Supplied entries -
· · · · ·
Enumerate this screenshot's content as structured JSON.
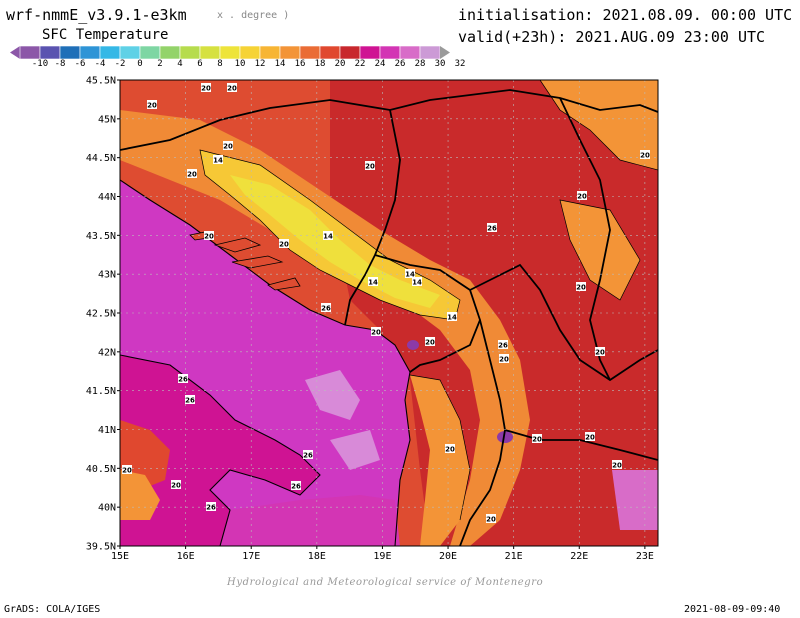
{
  "header": {
    "model": "wrf-nmmE_v3.9.1-e3km",
    "units": "x . degree )",
    "initialisation": "initialisation: 2021.08.09. 00:00 UTC",
    "valid": "valid(+23h): 2021.AUG.09 23:00 UTC",
    "field": "SFC Temperature"
  },
  "colorbar": {
    "labels": [
      "-10",
      "-8",
      "-6",
      "-4",
      "-2",
      "0",
      "2",
      "4",
      "6",
      "8",
      "10",
      "12",
      "14",
      "16",
      "18",
      "20",
      "22",
      "24",
      "26",
      "28",
      "30",
      "32"
    ],
    "colors": [
      "#8c57a8",
      "#5a53b0",
      "#1f6fb8",
      "#2e94d6",
      "#35b8e6",
      "#5fd1e6",
      "#7ed6a3",
      "#93d36a",
      "#b6dc4d",
      "#d6e140",
      "#eee43a",
      "#f6d335",
      "#f7b534",
      "#f39437",
      "#ea6c35",
      "#e0482f",
      "#c8272d",
      "#cf1393",
      "#d335b4",
      "#d86cc8",
      "#cc9ad6"
    ]
  },
  "map": {
    "lon_labels": [
      "15E",
      "16E",
      "17E",
      "18E",
      "19E",
      "20E",
      "21E",
      "22E",
      "23E"
    ],
    "lat_labels": [
      "45.5N",
      "45N",
      "44.5N",
      "44N",
      "43.5N",
      "43N",
      "42.5N",
      "42N",
      "41.5N",
      "41N",
      "40.5N",
      "40N",
      "39.5N"
    ],
    "contour_labels": [
      "20",
      "20",
      "20",
      "20",
      "14",
      "20",
      "20",
      "20",
      "20",
      "26",
      "14",
      "20",
      "20",
      "14",
      "14",
      "14",
      "20",
      "26",
      "20",
      "14",
      "20",
      "20",
      "26",
      "26",
      "20",
      "20",
      "20",
      "20",
      "26",
      "20",
      "26",
      "26",
      "20",
      "20",
      "20",
      "26"
    ]
  },
  "footer": {
    "credit": "Hydrological and Meteorological service of Montenegro",
    "software": "GrADS: COLA/IGES",
    "timestamp": "2021-08-09-09:40"
  }
}
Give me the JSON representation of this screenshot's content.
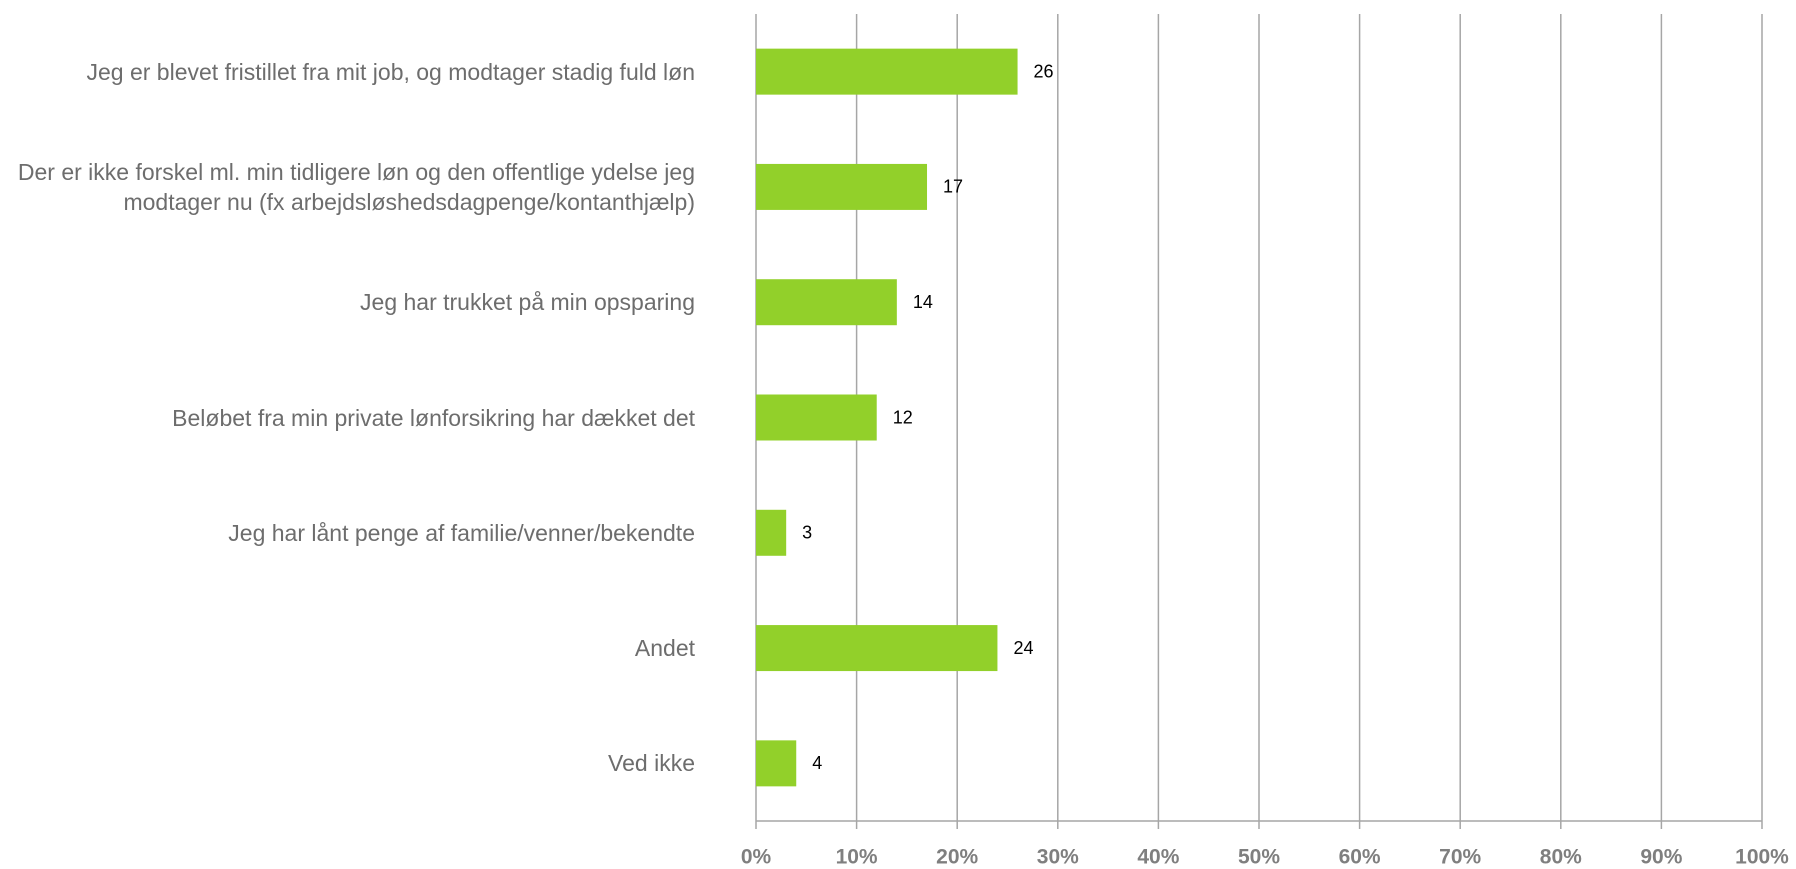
{
  "chart_data": {
    "type": "barh",
    "categories": [
      "Jeg er blevet fristillet fra mit job, og modtager stadig fuld løn",
      "Der er ikke forskel ml. min tidligere løn og den offentlige ydelse jeg modtager nu (fx arbejdsløshedsdagpenge/kontanthjælp)",
      "Jeg har trukket på min opsparing",
      "Beløbet fra min private lønforsikring har dækket det",
      "Jeg har lånt penge af familie/venner/bekendte",
      "Andet",
      "Ved ikke"
    ],
    "values": [
      26,
      17,
      14,
      12,
      3,
      24,
      4
    ],
    "color": "#92d02a",
    "xlim": [
      0,
      100
    ],
    "xticks": [
      {
        "value": 0,
        "label": "0%"
      },
      {
        "value": 10,
        "label": "10%"
      },
      {
        "value": 20,
        "label": "20%"
      },
      {
        "value": 30,
        "label": "30%"
      },
      {
        "value": 40,
        "label": "40%"
      },
      {
        "value": 50,
        "label": "50%"
      },
      {
        "value": 60,
        "label": "60%"
      },
      {
        "value": 70,
        "label": "70%"
      },
      {
        "value": 80,
        "label": "80%"
      },
      {
        "value": 90,
        "label": "90%"
      },
      {
        "value": 100,
        "label": "100%"
      }
    ],
    "grid": true
  }
}
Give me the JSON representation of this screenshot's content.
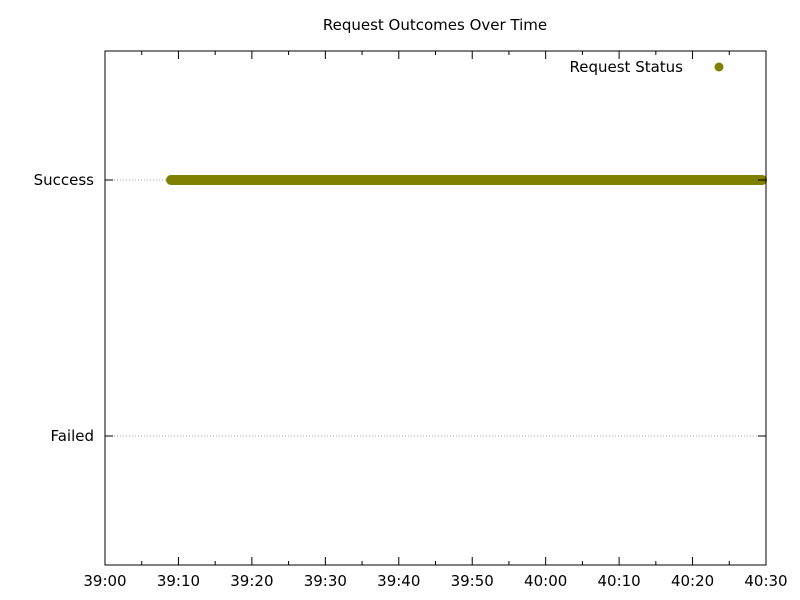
{
  "chart_data": {
    "type": "scatter",
    "title": "Request Outcomes Over Time",
    "xlabel": "",
    "ylabel": "",
    "x_ticks": [
      "39:00",
      "39:10",
      "39:20",
      "39:30",
      "39:40",
      "39:50",
      "40:00",
      "40:10",
      "40:20",
      "40:30"
    ],
    "y_categories": [
      "Failed",
      "Success"
    ],
    "grid": {
      "x": false,
      "y": true
    },
    "legend": {
      "position": "top-right"
    },
    "series": [
      {
        "name": "Request Status",
        "color": "#808000",
        "marker": "circle",
        "x_range": [
          "39:09",
          "40:30"
        ],
        "y": "Success",
        "points": [
          {
            "x": "39:09",
            "y": "Success"
          },
          {
            "x": "39:15",
            "y": "Success"
          },
          {
            "x": "39:20",
            "y": "Success"
          },
          {
            "x": "39:25",
            "y": "Success"
          },
          {
            "x": "39:30",
            "y": "Success"
          },
          {
            "x": "39:35",
            "y": "Success"
          },
          {
            "x": "39:40",
            "y": "Success"
          },
          {
            "x": "39:45",
            "y": "Success"
          },
          {
            "x": "39:50",
            "y": "Success"
          },
          {
            "x": "39:55",
            "y": "Success"
          },
          {
            "x": "40:00",
            "y": "Success"
          },
          {
            "x": "40:05",
            "y": "Success"
          },
          {
            "x": "40:10",
            "y": "Success"
          },
          {
            "x": "40:15",
            "y": "Success"
          },
          {
            "x": "40:20",
            "y": "Success"
          },
          {
            "x": "40:25",
            "y": "Success"
          },
          {
            "x": "40:30",
            "y": "Success"
          }
        ]
      }
    ]
  }
}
· · · · ·
Stated task -
Copy every line of the data word for word, omitting the images.

Full answer -
Enumerate this screenshot's content as structured JSON.
{
  "header": {
    "model": "wrf-nmmE_v3.9.1-e3km",
    "units": "x . degree )",
    "initialisation": "initialisation: 2021.08.09. 00:00 UTC",
    "valid": "valid(+23h): 2021.AUG.09 23:00 UTC",
    "field": "SFC Temperature"
  },
  "colorbar": {
    "labels": [
      "-10",
      "-8",
      "-6",
      "-4",
      "-2",
      "0",
      "2",
      "4",
      "6",
      "8",
      "10",
      "12",
      "14",
      "16",
      "18",
      "20",
      "22",
      "24",
      "26",
      "28",
      "30",
      "32"
    ],
    "colors": [
      "#8c57a8",
      "#5a53b0",
      "#1f6fb8",
      "#2e94d6",
      "#35b8e6",
      "#5fd1e6",
      "#7ed6a3",
      "#93d36a",
      "#b6dc4d",
      "#d6e140",
      "#eee43a",
      "#f6d335",
      "#f7b534",
      "#f39437",
      "#ea6c35",
      "#e0482f",
      "#c8272d",
      "#cf1393",
      "#d335b4",
      "#d86cc8",
      "#cc9ad6"
    ]
  },
  "map": {
    "lon_labels": [
      "15E",
      "16E",
      "17E",
      "18E",
      "19E",
      "20E",
      "21E",
      "22E",
      "23E"
    ],
    "lat_labels": [
      "45.5N",
      "45N",
      "44.5N",
      "44N",
      "43.5N",
      "43N",
      "42.5N",
      "42N",
      "41.5N",
      "41N",
      "40.5N",
      "40N",
      "39.5N"
    ],
    "contour_labels": [
      "20",
      "20",
      "20",
      "20",
      "14",
      "20",
      "20",
      "20",
      "20",
      "26",
      "14",
      "20",
      "20",
      "14",
      "14",
      "14",
      "20",
      "26",
      "20",
      "14",
      "20",
      "20",
      "26",
      "26",
      "20",
      "20",
      "20",
      "20",
      "26",
      "20",
      "26",
      "26",
      "20",
      "20",
      "20",
      "26"
    ]
  },
  "footer": {
    "credit": "Hydrological and Meteorological service of Montenegro",
    "software": "GrADS: COLA/IGES",
    "timestamp": "2021-08-09-09:40"
  }
}
Give me the JSON representation of this screenshot's content.
{
  "chart_data": {
    "type": "barh",
    "categories": [
      "Jeg er blevet fristillet fra mit job, og modtager stadig fuld løn",
      "Der er ikke forskel ml. min tidligere løn og den offentlige ydelse jeg modtager nu (fx arbejdsløshedsdagpenge/kontanthjælp)",
      "Jeg har trukket på min opsparing",
      "Beløbet fra min private lønforsikring har dækket det",
      "Jeg har lånt penge af familie/venner/bekendte",
      "Andet",
      "Ved ikke"
    ],
    "values": [
      26,
      17,
      14,
      12,
      3,
      24,
      4
    ],
    "color": "#92d02a",
    "xlim": [
      0,
      100
    ],
    "xticks": [
      {
        "value": 0,
        "label": "0%"
      },
      {
        "value": 10,
        "label": "10%"
      },
      {
        "value": 20,
        "label": "20%"
      },
      {
        "value": 30,
        "label": "30%"
      },
      {
        "value": 40,
        "label": "40%"
      },
      {
        "value": 50,
        "label": "50%"
      },
      {
        "value": 60,
        "label": "60%"
      },
      {
        "value": 70,
        "label": "70%"
      },
      {
        "value": 80,
        "label": "80%"
      },
      {
        "value": 90,
        "label": "90%"
      },
      {
        "value": 100,
        "label": "100%"
      }
    ],
    "grid": true
  }
}
Give me the JSON representation of this screenshot's content.
{
  "chart_data": {
    "type": "scatter",
    "title": "Request Outcomes Over Time",
    "xlabel": "",
    "ylabel": "",
    "x_ticks": [
      "39:00",
      "39:10",
      "39:20",
      "39:30",
      "39:40",
      "39:50",
      "40:00",
      "40:10",
      "40:20",
      "40:30"
    ],
    "y_categories": [
      "Failed",
      "Success"
    ],
    "grid": {
      "x": false,
      "y": true
    },
    "legend": {
      "position": "top-right"
    },
    "series": [
      {
        "name": "Request Status",
        "color": "#808000",
        "marker": "circle",
        "x_range": [
          "39:09",
          "40:30"
        ],
        "y": "Success",
        "points": [
          {
            "x": "39:09",
            "y": "Success"
          },
          {
            "x": "39:15",
            "y": "Success"
          },
          {
            "x": "39:20",
            "y": "Success"
          },
          {
            "x": "39:25",
            "y": "Success"
          },
          {
            "x": "39:30",
            "y": "Success"
          },
          {
            "x": "39:35",
            "y": "Success"
          },
          {
            "x": "39:40",
            "y": "Success"
          },
          {
            "x": "39:45",
            "y": "Success"
          },
          {
            "x": "39:50",
            "y": "Success"
          },
          {
            "x": "39:55",
            "y": "Success"
          },
          {
            "x": "40:00",
            "y": "Success"
          },
          {
            "x": "40:05",
            "y": "Success"
          },
          {
            "x": "40:10",
            "y": "Success"
          },
          {
            "x": "40:15",
            "y": "Success"
          },
          {
            "x": "40:20",
            "y": "Success"
          },
          {
            "x": "40:25",
            "y": "Success"
          },
          {
            "x": "40:30",
            "y": "Success"
          }
        ]
      }
    ]
  }
}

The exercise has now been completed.